__Short exercise__
Leave out the pictures, then reproduce the rest of the material exactly.

__Extracted entries__
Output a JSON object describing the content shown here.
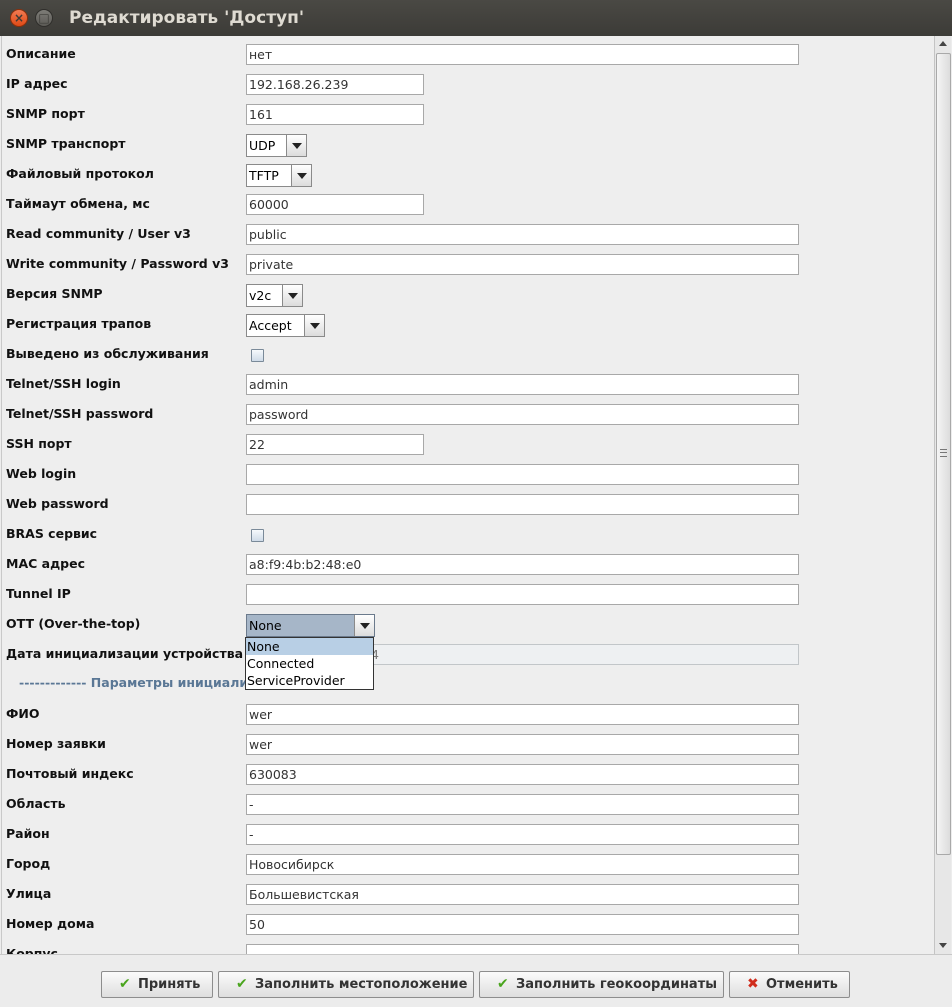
{
  "window": {
    "title": "Редактировать 'Доступ'"
  },
  "fields": [
    {
      "label": "Описание",
      "type": "text",
      "value": "нет"
    },
    {
      "label": "IP адрес",
      "type": "text",
      "value": "192.168.26.239"
    },
    {
      "label": "SNMP порт",
      "type": "text",
      "value": "161"
    },
    {
      "label": "SNMP транспорт",
      "type": "combo",
      "value": "UDP"
    },
    {
      "label": "Файловый протокол",
      "type": "combo",
      "value": "TFTP"
    },
    {
      "label": "Таймаут обмена, мс",
      "type": "text",
      "value": "60000"
    },
    {
      "label": "Read community / User v3",
      "type": "text",
      "value": "public"
    },
    {
      "label": "Write community / Password v3",
      "type": "text",
      "value": "private"
    },
    {
      "label": "Версия SNMP",
      "type": "combo",
      "value": "v2c"
    },
    {
      "label": "Регистрация трапов",
      "type": "combo",
      "value": "Accept"
    },
    {
      "label": "Выведено из обслуживания",
      "type": "checkbox",
      "checked": false
    },
    {
      "label": "Telnet/SSH login",
      "type": "text",
      "value": "admin"
    },
    {
      "label": "Telnet/SSH password",
      "type": "text",
      "value": "password"
    },
    {
      "label": "SSH порт",
      "type": "text",
      "value": "22"
    },
    {
      "label": "Web login",
      "type": "text",
      "value": ""
    },
    {
      "label": "Web password",
      "type": "text",
      "value": ""
    },
    {
      "label": "BRAS сервис",
      "type": "checkbox",
      "checked": false
    },
    {
      "label": "MAC адрес",
      "type": "text",
      "value": "a8:f9:4b:b2:48:e0"
    },
    {
      "label": "Tunnel IP",
      "type": "text",
      "value": ""
    },
    {
      "label": "OTT (Over-the-top)",
      "type": "combo",
      "value": "None",
      "options": [
        "None",
        "Connected",
        "ServiceProvider"
      ]
    },
    {
      "label": "Дата инициализации устройства",
      "type": "text-disabled",
      "value": "4"
    },
    {
      "label": "------------- Параметры инициализ",
      "type": "section"
    },
    {
      "label": "ФИО",
      "type": "text",
      "value": "wer"
    },
    {
      "label": "Номер заявки",
      "type": "text",
      "value": "wer"
    },
    {
      "label": "Почтовый индекс",
      "type": "text",
      "value": "630083"
    },
    {
      "label": "Область",
      "type": "text",
      "value": "-"
    },
    {
      "label": "Район",
      "type": "text",
      "value": "-"
    },
    {
      "label": "Город",
      "type": "text",
      "value": "Новосибирск"
    },
    {
      "label": "Улица",
      "type": "text",
      "value": "Большевистская"
    },
    {
      "label": "Номер дома",
      "type": "text",
      "value": "50"
    },
    {
      "label": "Корпус",
      "type": "text",
      "value": ""
    }
  ],
  "buttons": {
    "accept": "Принять",
    "fill_location": "Заполнить местоположение",
    "fill_geo": "Заполнить геокоординаты",
    "cancel": "Отменить"
  },
  "colors": {
    "accept_icon": "#4aa51e",
    "cancel_icon": "#d02c1c",
    "section_text": "#5a7795",
    "selected_option": "#b8cfe5"
  }
}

__Finished exercise__
Output a JSON object describing the content shown here.
{
  "window": {
    "title": "Редактировать 'Доступ'"
  },
  "fields": [
    {
      "label": "Описание",
      "type": "text",
      "value": "нет"
    },
    {
      "label": "IP адрес",
      "type": "text",
      "value": "192.168.26.239"
    },
    {
      "label": "SNMP порт",
      "type": "text",
      "value": "161"
    },
    {
      "label": "SNMP транспорт",
      "type": "combo",
      "value": "UDP"
    },
    {
      "label": "Файловый протокол",
      "type": "combo",
      "value": "TFTP"
    },
    {
      "label": "Таймаут обмена, мс",
      "type": "text",
      "value": "60000"
    },
    {
      "label": "Read community / User v3",
      "type": "text",
      "value": "public"
    },
    {
      "label": "Write community / Password v3",
      "type": "text",
      "value": "private"
    },
    {
      "label": "Версия SNMP",
      "type": "combo",
      "value": "v2c"
    },
    {
      "label": "Регистрация трапов",
      "type": "combo",
      "value": "Accept"
    },
    {
      "label": "Выведено из обслуживания",
      "type": "checkbox",
      "checked": false
    },
    {
      "label": "Telnet/SSH login",
      "type": "text",
      "value": "admin"
    },
    {
      "label": "Telnet/SSH password",
      "type": "text",
      "value": "password"
    },
    {
      "label": "SSH порт",
      "type": "text",
      "value": "22"
    },
    {
      "label": "Web login",
      "type": "text",
      "value": ""
    },
    {
      "label": "Web password",
      "type": "text",
      "value": ""
    },
    {
      "label": "BRAS сервис",
      "type": "checkbox",
      "checked": false
    },
    {
      "label": "MAC адрес",
      "type": "text",
      "value": "a8:f9:4b:b2:48:e0"
    },
    {
      "label": "Tunnel IP",
      "type": "text",
      "value": ""
    },
    {
      "label": "OTT (Over-the-top)",
      "type": "combo",
      "value": "None",
      "options": [
        "None",
        "Connected",
        "ServiceProvider"
      ]
    },
    {
      "label": "Дата инициализации устройства",
      "type": "text-disabled",
      "value": "4"
    },
    {
      "label": "------------- Параметры инициализ",
      "type": "section"
    },
    {
      "label": "ФИО",
      "type": "text",
      "value": "wer"
    },
    {
      "label": "Номер заявки",
      "type": "text",
      "value": "wer"
    },
    {
      "label": "Почтовый индекс",
      "type": "text",
      "value": "630083"
    },
    {
      "label": "Область",
      "type": "text",
      "value": "-"
    },
    {
      "label": "Район",
      "type": "text",
      "value": "-"
    },
    {
      "label": "Город",
      "type": "text",
      "value": "Новосибирск"
    },
    {
      "label": "Улица",
      "type": "text",
      "value": "Большевистская"
    },
    {
      "label": "Номер дома",
      "type": "text",
      "value": "50"
    },
    {
      "label": "Корпус",
      "type": "text",
      "value": ""
    }
  ],
  "buttons": {
    "accept": "Принять",
    "fill_location": "Заполнить местоположение",
    "fill_geo": "Заполнить геокоординаты",
    "cancel": "Отменить"
  },
  "colors": {
    "accept_icon": "#4aa51e",
    "cancel_icon": "#d02c1c",
    "section_text": "#5a7795",
    "selected_option": "#b8cfe5"
  }
}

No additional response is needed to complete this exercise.